Written task: Locate the lines that hold the string "BASIC". Copy every such line.

(Dataset rows)
++++

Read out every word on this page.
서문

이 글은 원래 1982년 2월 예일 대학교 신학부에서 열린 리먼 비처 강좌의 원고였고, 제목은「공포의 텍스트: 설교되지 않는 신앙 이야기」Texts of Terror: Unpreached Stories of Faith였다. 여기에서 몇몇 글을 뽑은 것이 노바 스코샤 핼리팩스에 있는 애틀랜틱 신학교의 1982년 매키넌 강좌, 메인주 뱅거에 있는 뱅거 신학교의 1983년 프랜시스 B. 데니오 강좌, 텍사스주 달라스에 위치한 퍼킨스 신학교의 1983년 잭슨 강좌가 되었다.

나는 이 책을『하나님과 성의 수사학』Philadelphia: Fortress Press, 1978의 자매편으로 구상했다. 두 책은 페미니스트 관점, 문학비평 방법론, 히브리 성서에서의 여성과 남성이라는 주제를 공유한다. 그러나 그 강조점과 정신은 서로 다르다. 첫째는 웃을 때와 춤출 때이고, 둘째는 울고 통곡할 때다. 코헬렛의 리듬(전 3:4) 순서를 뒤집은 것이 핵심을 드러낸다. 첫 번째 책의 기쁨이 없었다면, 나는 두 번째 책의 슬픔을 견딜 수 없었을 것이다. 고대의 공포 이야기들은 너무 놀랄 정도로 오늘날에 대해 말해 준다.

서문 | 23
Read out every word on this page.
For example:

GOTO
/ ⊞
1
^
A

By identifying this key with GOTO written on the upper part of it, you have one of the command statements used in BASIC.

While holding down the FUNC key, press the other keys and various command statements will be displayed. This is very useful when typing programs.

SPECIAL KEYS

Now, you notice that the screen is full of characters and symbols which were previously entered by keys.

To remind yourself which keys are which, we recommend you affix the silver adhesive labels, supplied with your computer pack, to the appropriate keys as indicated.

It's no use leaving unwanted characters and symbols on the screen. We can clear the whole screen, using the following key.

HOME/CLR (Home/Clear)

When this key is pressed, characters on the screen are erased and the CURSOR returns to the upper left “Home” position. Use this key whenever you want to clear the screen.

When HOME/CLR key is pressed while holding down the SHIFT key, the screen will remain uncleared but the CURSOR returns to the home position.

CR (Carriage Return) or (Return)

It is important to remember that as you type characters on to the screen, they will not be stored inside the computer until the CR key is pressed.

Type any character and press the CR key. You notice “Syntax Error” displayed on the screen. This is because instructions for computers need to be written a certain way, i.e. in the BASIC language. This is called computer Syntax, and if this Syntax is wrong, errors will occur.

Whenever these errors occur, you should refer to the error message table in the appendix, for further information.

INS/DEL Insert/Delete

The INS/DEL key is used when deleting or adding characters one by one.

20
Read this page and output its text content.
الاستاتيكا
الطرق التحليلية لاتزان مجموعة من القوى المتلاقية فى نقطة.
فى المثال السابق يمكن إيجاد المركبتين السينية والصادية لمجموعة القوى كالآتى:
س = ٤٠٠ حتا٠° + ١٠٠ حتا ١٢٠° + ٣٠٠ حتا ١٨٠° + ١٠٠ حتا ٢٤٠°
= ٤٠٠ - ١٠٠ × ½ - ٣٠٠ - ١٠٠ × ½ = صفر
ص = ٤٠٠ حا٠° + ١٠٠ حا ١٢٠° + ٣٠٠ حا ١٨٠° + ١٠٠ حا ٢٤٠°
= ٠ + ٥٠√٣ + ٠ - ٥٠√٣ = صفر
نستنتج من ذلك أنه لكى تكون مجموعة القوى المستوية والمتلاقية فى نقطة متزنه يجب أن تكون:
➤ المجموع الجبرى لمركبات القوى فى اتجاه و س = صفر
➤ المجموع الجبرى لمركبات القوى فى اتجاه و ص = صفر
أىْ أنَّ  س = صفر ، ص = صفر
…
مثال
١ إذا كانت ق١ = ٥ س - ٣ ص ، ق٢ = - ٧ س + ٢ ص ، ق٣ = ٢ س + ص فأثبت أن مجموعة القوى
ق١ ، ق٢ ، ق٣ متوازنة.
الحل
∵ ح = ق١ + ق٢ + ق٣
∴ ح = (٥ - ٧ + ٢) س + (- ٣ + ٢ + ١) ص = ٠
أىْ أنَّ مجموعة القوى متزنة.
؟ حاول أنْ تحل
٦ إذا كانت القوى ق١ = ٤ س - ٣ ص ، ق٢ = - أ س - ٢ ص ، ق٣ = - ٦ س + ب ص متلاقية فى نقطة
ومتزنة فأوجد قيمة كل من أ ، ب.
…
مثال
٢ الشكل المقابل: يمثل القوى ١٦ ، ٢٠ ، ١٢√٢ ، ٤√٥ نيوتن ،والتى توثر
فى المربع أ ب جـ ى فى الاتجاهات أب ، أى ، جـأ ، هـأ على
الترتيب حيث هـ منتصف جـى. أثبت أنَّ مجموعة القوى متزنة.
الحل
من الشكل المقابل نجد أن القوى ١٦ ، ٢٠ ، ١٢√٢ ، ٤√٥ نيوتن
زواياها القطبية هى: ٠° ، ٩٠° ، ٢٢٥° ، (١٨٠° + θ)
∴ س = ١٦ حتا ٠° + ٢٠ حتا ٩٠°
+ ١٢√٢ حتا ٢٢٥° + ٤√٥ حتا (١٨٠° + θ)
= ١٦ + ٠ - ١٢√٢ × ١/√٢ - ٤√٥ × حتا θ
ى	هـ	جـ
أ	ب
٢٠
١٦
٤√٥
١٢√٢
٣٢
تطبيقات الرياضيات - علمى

++++

Correct result:
By identifying this key with GOTO written on the upper part of it, you have one of the command statements used in BASIC.
Type any character and press the CR key. You notice “Syntax Error” displayed on the screen. This is because instructions for computers need to be written a certain way, i.e. in the BASIC language. This is called computer Syntax, and if this Syntax is wrong, errors will occur.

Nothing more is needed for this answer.